EXERCISE REQUIREMENTS: Search the records for "פינוי" and copy each line that holds it.

MATERIAL FOR THE TASK:
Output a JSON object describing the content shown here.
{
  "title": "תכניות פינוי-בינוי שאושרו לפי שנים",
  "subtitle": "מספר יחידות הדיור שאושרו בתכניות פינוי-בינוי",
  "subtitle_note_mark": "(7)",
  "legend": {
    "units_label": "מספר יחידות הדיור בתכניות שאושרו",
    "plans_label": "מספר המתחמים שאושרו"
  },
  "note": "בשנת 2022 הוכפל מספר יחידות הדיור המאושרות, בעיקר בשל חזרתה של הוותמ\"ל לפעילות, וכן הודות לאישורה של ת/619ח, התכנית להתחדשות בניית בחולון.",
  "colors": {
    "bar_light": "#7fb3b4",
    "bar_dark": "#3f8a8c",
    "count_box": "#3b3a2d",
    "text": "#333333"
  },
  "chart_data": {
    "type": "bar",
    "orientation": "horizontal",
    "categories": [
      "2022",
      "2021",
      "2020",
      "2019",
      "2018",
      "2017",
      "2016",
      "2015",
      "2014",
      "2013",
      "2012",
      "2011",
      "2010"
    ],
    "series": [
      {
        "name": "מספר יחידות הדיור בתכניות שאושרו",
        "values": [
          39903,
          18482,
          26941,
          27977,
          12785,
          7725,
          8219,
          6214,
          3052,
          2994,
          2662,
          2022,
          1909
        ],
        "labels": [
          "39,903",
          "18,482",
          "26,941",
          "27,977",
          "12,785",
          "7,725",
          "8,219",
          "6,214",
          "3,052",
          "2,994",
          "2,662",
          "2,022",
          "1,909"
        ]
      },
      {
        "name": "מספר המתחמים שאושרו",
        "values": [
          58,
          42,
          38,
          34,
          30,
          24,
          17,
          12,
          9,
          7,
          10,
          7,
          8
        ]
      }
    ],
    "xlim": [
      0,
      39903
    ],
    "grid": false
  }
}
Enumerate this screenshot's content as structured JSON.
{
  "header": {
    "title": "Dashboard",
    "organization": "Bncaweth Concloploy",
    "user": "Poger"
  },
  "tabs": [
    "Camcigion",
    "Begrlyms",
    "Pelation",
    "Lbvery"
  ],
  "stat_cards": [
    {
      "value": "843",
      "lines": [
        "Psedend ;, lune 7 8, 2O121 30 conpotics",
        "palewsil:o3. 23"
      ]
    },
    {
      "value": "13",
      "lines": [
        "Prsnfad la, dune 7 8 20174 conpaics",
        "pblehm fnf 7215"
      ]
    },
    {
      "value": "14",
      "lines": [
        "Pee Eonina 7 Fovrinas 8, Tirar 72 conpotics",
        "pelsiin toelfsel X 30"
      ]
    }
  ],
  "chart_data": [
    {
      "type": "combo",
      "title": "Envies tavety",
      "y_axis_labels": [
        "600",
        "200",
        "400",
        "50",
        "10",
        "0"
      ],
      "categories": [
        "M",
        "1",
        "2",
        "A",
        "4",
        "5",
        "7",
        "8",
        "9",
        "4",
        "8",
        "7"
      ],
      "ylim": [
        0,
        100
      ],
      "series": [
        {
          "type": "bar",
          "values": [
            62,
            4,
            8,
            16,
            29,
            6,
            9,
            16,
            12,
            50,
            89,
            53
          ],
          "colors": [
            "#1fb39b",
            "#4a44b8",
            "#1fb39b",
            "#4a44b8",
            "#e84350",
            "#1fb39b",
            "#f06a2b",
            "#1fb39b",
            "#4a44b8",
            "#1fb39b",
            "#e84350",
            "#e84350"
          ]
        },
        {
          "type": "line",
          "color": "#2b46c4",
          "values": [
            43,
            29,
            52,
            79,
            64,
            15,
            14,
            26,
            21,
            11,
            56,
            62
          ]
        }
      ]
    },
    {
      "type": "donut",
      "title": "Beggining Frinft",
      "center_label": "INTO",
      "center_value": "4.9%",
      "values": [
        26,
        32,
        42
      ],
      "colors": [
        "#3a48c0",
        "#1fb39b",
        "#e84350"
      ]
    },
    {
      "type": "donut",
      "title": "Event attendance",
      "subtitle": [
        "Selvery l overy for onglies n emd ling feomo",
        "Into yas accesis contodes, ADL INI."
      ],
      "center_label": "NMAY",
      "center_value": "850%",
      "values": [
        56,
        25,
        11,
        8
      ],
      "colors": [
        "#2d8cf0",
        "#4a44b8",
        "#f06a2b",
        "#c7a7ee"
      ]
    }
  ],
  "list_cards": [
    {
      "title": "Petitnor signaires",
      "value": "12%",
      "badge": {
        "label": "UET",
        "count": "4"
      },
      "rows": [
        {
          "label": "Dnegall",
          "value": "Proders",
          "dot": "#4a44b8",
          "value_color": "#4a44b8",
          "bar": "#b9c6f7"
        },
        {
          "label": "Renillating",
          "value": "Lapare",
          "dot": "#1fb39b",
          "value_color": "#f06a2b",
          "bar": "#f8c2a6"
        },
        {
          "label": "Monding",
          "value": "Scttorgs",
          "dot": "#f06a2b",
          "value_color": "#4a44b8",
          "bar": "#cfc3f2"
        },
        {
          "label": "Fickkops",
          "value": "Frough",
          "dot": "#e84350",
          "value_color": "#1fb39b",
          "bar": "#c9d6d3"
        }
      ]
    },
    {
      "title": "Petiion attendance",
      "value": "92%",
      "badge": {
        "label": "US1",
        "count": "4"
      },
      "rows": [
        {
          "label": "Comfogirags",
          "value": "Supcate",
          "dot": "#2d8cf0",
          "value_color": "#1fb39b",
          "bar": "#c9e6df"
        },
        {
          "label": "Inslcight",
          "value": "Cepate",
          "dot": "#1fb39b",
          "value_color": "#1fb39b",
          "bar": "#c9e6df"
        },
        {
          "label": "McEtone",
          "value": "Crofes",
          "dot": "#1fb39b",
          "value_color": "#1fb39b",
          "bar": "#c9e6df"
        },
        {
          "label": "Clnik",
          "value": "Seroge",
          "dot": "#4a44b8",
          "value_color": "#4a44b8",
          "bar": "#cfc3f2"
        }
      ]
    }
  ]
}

RESULT OF THE TASK:
  "title": "תכניות פינוי-בינוי שאושרו לפי שנים",
  "subtitle": "מספר יחידות הדיור שאושרו בתכניות פינוי-בינוי",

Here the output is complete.